What the exercise asks
Find every line in the records below that holds the word "knew", and copy each one.

Task inputs
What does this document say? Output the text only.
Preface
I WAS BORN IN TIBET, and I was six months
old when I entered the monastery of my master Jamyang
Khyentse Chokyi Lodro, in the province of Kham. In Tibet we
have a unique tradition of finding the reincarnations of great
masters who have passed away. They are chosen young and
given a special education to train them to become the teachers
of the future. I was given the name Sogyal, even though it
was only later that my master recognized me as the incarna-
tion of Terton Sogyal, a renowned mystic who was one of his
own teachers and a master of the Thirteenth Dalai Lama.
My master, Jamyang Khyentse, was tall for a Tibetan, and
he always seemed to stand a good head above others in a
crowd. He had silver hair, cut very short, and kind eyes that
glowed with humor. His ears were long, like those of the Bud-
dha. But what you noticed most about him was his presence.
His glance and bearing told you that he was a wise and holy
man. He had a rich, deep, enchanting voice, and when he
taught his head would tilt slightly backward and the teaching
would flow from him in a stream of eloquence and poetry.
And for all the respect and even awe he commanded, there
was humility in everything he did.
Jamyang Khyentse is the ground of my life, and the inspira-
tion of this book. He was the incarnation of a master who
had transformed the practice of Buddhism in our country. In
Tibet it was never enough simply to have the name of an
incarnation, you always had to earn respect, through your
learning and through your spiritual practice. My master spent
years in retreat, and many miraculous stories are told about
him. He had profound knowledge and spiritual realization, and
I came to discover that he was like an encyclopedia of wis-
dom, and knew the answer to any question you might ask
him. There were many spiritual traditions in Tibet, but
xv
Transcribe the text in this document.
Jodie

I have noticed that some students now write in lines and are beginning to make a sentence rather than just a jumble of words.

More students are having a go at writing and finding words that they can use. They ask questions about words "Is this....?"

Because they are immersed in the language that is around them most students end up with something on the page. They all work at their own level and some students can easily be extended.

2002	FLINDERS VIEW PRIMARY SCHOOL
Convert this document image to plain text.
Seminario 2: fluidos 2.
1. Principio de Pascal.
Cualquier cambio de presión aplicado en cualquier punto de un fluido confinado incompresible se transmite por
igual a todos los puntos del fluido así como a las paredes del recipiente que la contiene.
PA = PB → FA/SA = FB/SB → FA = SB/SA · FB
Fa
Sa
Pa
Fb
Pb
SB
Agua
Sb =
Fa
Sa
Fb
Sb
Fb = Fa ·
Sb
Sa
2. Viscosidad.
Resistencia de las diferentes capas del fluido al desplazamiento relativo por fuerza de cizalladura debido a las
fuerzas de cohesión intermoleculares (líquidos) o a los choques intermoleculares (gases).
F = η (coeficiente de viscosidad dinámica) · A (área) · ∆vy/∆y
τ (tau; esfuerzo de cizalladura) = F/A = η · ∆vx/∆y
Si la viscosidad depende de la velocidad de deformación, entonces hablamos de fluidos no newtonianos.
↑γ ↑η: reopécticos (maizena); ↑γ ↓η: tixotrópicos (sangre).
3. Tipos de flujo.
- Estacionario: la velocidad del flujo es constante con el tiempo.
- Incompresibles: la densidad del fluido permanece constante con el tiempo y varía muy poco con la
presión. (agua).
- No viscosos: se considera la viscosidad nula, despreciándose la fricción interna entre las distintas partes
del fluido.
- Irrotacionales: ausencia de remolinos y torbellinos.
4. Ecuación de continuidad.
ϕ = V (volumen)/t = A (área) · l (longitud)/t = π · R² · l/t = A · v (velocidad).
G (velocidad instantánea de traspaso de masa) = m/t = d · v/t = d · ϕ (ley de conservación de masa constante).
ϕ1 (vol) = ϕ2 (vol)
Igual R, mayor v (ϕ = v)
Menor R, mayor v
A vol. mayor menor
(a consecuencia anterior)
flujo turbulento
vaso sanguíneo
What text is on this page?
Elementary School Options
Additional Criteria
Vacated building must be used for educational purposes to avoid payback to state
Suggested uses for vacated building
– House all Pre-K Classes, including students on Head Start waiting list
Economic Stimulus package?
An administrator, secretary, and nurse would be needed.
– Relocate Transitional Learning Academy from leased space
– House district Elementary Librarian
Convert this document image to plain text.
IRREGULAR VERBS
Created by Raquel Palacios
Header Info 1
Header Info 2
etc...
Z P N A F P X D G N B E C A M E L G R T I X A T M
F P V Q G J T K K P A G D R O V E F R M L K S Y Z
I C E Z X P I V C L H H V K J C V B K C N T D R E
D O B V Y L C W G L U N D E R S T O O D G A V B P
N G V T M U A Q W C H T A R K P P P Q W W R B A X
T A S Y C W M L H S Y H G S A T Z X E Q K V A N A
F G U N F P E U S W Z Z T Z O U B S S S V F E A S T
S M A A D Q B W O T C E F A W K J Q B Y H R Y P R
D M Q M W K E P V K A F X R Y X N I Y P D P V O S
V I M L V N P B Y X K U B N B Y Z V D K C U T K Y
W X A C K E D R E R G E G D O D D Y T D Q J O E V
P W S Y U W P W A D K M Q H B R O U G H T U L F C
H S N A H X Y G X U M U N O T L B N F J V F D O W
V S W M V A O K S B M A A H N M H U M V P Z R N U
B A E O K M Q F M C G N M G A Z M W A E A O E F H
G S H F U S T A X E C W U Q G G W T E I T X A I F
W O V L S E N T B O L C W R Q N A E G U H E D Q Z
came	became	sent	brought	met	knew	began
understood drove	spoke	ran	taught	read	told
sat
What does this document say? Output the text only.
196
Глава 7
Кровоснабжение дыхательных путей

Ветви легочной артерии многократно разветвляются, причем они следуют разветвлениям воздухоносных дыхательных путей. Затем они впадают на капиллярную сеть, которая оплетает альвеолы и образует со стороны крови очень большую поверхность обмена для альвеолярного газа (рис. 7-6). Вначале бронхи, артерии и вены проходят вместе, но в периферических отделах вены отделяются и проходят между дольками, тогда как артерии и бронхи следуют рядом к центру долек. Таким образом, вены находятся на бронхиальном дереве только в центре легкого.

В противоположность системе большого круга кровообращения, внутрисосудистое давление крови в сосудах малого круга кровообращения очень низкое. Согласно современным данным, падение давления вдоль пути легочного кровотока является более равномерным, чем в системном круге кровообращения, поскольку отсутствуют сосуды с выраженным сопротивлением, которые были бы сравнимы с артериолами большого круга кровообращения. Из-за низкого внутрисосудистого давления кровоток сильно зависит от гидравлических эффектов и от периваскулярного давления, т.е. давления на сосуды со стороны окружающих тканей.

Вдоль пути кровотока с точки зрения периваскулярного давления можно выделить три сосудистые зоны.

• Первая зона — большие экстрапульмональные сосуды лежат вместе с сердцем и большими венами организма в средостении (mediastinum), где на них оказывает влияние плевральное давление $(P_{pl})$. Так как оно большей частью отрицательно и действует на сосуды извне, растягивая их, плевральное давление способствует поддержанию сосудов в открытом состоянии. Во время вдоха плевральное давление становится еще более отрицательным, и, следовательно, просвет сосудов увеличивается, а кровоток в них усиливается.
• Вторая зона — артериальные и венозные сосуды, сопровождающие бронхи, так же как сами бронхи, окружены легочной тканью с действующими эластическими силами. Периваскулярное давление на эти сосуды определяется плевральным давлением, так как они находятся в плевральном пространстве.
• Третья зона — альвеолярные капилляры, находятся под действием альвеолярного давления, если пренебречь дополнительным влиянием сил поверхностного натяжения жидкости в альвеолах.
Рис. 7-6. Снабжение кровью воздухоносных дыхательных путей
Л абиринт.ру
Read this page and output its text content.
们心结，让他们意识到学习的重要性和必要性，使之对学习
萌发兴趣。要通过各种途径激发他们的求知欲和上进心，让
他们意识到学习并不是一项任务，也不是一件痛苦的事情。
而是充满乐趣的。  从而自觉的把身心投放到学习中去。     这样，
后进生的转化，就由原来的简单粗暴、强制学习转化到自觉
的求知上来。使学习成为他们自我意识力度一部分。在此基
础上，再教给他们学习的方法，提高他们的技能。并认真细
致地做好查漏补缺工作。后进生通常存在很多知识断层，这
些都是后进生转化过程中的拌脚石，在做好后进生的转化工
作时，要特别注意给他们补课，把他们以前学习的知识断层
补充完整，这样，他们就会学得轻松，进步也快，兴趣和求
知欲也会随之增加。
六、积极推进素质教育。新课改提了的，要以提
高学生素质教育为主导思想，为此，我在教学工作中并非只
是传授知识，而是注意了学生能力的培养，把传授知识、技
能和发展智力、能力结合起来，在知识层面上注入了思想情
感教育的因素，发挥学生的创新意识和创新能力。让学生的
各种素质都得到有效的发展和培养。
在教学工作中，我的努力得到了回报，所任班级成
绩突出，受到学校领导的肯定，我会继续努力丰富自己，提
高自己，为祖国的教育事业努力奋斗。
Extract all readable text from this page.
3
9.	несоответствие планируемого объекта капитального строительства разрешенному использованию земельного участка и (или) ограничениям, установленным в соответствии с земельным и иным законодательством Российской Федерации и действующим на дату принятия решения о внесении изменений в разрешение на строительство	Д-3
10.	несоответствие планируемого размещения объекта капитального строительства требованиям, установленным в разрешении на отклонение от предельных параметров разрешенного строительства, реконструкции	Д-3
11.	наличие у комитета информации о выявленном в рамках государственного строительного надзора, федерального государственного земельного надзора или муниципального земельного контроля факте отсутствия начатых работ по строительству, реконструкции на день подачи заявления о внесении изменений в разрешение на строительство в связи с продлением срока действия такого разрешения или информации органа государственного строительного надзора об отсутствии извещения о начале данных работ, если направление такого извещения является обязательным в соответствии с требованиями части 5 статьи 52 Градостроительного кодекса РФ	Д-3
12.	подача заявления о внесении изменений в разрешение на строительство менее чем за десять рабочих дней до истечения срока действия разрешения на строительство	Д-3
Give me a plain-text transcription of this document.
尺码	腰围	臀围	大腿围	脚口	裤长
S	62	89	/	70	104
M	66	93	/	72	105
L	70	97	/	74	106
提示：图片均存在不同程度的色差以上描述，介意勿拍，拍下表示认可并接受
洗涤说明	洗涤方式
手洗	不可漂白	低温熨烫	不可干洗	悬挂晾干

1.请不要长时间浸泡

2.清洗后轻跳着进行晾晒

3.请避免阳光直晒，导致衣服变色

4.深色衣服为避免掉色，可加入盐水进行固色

Solved exercise
dom, and knew the answer to any question you might ask
came	became	sent	brought	met	knew	began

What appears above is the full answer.